§ **The problem**:
Return each line that holds the word "Block".

§ **Dataset entries**:

--- start ---

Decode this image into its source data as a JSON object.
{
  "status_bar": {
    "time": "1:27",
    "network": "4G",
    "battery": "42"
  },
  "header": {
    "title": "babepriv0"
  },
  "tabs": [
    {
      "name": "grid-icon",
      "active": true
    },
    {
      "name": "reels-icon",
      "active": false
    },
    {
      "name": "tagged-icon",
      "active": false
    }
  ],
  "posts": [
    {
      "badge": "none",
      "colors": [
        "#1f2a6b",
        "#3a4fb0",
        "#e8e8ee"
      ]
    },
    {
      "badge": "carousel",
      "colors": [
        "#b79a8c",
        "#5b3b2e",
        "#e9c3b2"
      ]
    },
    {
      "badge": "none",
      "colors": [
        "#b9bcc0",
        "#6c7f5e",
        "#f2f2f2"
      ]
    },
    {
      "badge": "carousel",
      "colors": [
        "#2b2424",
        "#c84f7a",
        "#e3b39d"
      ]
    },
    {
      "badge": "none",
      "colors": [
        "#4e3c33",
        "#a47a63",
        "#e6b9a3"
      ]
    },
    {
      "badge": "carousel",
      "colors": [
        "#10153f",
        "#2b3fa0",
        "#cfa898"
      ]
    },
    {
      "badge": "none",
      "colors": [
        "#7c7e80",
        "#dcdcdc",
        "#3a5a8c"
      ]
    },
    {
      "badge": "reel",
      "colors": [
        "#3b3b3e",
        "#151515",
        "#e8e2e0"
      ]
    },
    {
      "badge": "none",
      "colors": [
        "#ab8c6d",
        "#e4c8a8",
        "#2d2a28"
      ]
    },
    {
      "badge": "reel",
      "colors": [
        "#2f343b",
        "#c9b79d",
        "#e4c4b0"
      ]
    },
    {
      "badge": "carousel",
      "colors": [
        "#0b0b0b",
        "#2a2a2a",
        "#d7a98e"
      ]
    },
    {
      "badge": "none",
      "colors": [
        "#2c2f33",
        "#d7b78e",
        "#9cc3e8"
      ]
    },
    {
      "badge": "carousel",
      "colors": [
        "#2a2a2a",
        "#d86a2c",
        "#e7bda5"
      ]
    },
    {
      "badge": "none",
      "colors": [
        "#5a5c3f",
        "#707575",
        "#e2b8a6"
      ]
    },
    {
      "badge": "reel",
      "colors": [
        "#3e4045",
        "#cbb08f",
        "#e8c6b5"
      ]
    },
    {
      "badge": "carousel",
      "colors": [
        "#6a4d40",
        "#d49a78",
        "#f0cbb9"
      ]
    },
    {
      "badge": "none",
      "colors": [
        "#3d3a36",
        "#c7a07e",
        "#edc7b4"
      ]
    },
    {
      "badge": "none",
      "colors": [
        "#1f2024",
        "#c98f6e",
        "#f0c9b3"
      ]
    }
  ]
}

--- end ---
--- start ---

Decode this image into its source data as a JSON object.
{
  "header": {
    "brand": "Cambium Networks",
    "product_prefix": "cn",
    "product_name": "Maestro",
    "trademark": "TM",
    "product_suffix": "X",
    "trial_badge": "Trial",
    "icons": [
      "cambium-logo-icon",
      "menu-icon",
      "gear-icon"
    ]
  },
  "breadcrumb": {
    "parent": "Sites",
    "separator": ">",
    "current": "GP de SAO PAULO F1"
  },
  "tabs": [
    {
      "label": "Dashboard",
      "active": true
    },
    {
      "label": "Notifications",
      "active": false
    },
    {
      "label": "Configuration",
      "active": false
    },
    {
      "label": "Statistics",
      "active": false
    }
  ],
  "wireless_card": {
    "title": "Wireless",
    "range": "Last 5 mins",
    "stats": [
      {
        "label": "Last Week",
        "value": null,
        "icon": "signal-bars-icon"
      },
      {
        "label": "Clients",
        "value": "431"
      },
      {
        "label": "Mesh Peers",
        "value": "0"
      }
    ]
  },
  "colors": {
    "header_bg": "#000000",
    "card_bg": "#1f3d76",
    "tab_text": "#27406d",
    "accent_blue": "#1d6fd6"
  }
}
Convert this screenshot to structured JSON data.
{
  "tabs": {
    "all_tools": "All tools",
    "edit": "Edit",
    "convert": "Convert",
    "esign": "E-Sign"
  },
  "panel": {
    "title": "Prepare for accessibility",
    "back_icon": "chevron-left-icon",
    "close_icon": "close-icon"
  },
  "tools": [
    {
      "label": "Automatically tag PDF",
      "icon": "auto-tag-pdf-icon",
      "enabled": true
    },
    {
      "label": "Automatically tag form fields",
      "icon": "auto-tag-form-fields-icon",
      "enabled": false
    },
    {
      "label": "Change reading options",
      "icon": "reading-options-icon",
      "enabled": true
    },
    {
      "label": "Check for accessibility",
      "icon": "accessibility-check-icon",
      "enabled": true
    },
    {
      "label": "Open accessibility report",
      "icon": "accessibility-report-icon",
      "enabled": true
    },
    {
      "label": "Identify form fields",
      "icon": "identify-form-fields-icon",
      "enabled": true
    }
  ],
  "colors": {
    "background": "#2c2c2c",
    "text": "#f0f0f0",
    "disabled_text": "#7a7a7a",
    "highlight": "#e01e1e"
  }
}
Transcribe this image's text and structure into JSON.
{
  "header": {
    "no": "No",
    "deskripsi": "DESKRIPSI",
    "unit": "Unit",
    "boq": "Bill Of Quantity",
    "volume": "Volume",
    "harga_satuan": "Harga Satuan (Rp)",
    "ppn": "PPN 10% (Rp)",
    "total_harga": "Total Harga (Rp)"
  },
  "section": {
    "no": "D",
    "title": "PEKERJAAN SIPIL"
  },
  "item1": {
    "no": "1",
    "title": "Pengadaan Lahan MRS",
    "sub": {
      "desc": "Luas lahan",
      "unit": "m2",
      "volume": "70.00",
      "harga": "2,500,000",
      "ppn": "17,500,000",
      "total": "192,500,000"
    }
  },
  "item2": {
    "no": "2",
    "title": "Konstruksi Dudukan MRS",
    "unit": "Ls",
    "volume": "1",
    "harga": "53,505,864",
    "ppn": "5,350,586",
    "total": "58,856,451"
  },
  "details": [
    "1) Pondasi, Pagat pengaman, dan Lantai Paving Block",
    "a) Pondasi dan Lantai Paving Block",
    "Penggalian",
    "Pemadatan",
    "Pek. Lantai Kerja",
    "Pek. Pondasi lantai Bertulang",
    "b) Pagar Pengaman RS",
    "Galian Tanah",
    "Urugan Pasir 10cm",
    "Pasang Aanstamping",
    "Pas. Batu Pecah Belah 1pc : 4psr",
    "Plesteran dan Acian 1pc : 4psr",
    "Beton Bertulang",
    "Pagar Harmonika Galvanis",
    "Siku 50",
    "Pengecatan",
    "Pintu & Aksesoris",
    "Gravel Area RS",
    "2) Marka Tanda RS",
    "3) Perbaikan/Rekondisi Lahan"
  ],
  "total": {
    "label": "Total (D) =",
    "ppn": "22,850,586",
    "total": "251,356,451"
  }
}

--- end ---

§ **Solution to the problem**:
    "1) Pondasi, Pagat pengaman, dan Lantai Paving Block",
    "a) Pondasi dan Lantai Paving Block",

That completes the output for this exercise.